▶ [What the exercise asks]:
Transcribe the data in full and exactly, omitting any pictures.

▶ [Exercise data]:
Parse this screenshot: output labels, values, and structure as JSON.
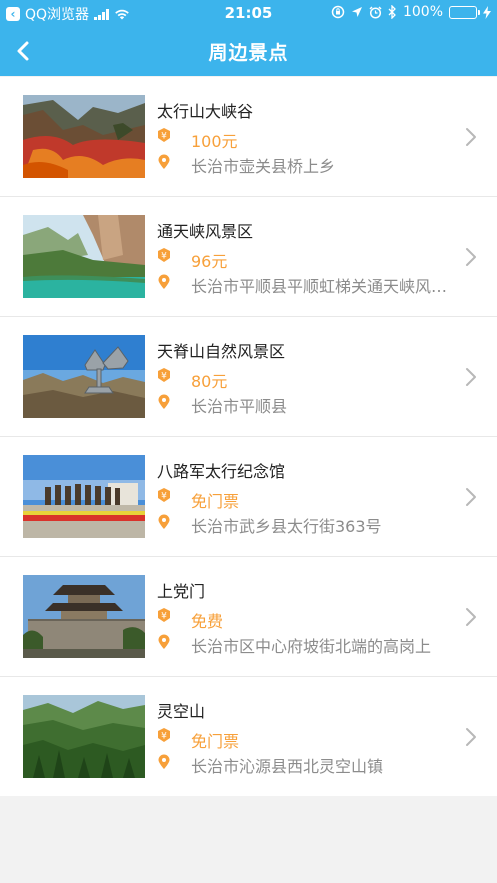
{
  "status_bar": {
    "back_app_label": "QQ浏览器",
    "time": "21:05",
    "battery_percent": "100%",
    "colors": {
      "bar": "#3cb4ec",
      "battery": "#4cd964"
    }
  },
  "nav": {
    "title": "周边景点",
    "back_icon": "chevron-left-icon"
  },
  "theme": {
    "accent": "#3cb4ec",
    "price": "#f7a03a",
    "icon_orange": "#f7a03a"
  },
  "attractions": [
    {
      "name": "太行山大峡谷",
      "price": "100元",
      "address": "长治市壶关县桥上乡"
    },
    {
      "name": "通天峡风景区",
      "price": "96元",
      "address": "长治市平顺县平顺虹梯关通天峡风景区"
    },
    {
      "name": "天脊山自然风景区",
      "price": "80元",
      "address": "长治市平顺县"
    },
    {
      "name": "八路军太行纪念馆",
      "price": "免门票",
      "address": "长治市武乡县太行街363号"
    },
    {
      "name": "上党门",
      "price": "免费",
      "address": "长治市区中心府坡街北端的高岗上"
    },
    {
      "name": "灵空山",
      "price": "免门票",
      "address": "长治市沁源县西北灵空山镇"
    }
  ]
}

▶ [Result]:
Parse this screenshot: output labels, values, and structure as JSON.
{
  "status_bar": {
    "back_app_label": "QQ浏览器",
    "time": "21:05",
    "battery_percent": "100%",
    "colors": {
      "bar": "#3cb4ec",
      "battery": "#4cd964"
    }
  },
  "nav": {
    "title": "周边景点",
    "back_icon": "chevron-left-icon"
  },
  "theme": {
    "accent": "#3cb4ec",
    "price": "#f7a03a",
    "icon_orange": "#f7a03a"
  },
  "attractions": [
    {
      "name": "太行山大峡谷",
      "price": "100元",
      "address": "长治市壶关县桥上乡"
    },
    {
      "name": "通天峡风景区",
      "price": "96元",
      "address": "长治市平顺县平顺虹梯关通天峡风景区"
    },
    {
      "name": "天脊山自然风景区",
      "price": "80元",
      "address": "长治市平顺县"
    },
    {
      "name": "八路军太行纪念馆",
      "price": "免门票",
      "address": "长治市武乡县太行街363号"
    },
    {
      "name": "上党门",
      "price": "免费",
      "address": "长治市区中心府坡街北端的高岗上"
    },
    {
      "name": "灵空山",
      "price": "免门票",
      "address": "长治市沁源县西北灵空山镇"
    }
  ]
}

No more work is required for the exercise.